== Rows from a dataset ==
* * * * * * *
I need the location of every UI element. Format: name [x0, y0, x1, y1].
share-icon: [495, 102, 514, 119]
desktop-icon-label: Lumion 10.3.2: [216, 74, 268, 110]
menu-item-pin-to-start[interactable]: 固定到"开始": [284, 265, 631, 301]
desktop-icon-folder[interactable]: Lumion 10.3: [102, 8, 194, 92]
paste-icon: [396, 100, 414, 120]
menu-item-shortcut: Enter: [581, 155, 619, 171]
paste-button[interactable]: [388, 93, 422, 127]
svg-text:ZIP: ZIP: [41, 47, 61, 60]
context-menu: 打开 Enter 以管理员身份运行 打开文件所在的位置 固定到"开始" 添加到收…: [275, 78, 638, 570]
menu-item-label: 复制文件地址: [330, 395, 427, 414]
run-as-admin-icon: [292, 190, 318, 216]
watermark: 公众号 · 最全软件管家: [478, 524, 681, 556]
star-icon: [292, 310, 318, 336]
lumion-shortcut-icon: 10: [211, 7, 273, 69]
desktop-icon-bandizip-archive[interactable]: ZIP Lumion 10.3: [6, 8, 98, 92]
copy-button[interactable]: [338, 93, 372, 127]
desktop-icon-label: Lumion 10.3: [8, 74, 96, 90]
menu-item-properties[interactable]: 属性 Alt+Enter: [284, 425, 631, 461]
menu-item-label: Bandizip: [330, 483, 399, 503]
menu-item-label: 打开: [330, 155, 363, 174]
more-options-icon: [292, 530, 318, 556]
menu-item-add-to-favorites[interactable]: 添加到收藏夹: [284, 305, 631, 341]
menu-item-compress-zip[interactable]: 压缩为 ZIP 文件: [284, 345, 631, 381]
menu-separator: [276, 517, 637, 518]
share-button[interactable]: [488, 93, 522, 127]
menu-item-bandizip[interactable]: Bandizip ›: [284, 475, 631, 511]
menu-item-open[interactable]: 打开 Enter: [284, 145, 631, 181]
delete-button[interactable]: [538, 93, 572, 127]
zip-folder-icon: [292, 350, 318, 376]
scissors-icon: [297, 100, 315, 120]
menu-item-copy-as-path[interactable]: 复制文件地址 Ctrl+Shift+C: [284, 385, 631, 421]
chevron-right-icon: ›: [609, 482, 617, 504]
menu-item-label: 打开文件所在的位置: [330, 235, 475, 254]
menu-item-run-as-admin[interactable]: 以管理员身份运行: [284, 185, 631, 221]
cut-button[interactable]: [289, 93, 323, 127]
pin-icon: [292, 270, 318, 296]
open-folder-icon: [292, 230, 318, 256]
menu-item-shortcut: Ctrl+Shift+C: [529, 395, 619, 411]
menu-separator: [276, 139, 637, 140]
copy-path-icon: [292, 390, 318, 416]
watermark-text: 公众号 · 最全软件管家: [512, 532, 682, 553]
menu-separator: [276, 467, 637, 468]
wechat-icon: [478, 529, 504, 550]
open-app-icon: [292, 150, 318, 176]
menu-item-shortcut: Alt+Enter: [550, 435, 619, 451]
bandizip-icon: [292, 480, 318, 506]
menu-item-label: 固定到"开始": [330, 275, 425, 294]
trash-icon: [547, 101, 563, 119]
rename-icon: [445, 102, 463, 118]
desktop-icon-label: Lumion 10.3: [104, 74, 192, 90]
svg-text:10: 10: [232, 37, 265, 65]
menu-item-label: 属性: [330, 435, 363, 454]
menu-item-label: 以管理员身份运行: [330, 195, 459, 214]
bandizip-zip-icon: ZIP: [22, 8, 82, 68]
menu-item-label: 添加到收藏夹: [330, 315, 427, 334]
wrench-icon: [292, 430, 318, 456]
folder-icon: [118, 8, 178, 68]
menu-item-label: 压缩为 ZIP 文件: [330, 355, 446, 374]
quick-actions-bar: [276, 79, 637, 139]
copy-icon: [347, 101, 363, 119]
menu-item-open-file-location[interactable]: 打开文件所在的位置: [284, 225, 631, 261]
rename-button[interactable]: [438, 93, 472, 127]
* * * * * * *
== Exercise ==
List every line of the listing above that contains the string "desktop", matching case exactly.

== Final answer ==
desktop-icon-label: Lumion 10.3.2: [216, 74, 268, 110]
desktop-icon-folder[interactable]: Lumion 10.3: [102, 8, 194, 92]
desktop-icon-bandizip-archive[interactable]: ZIP Lumion 10.3: [6, 8, 98, 92]
desktop-icon-label: Lumion 10.3: [8, 74, 96, 90]
desktop-icon-label: Lumion 10.3: [104, 74, 192, 90]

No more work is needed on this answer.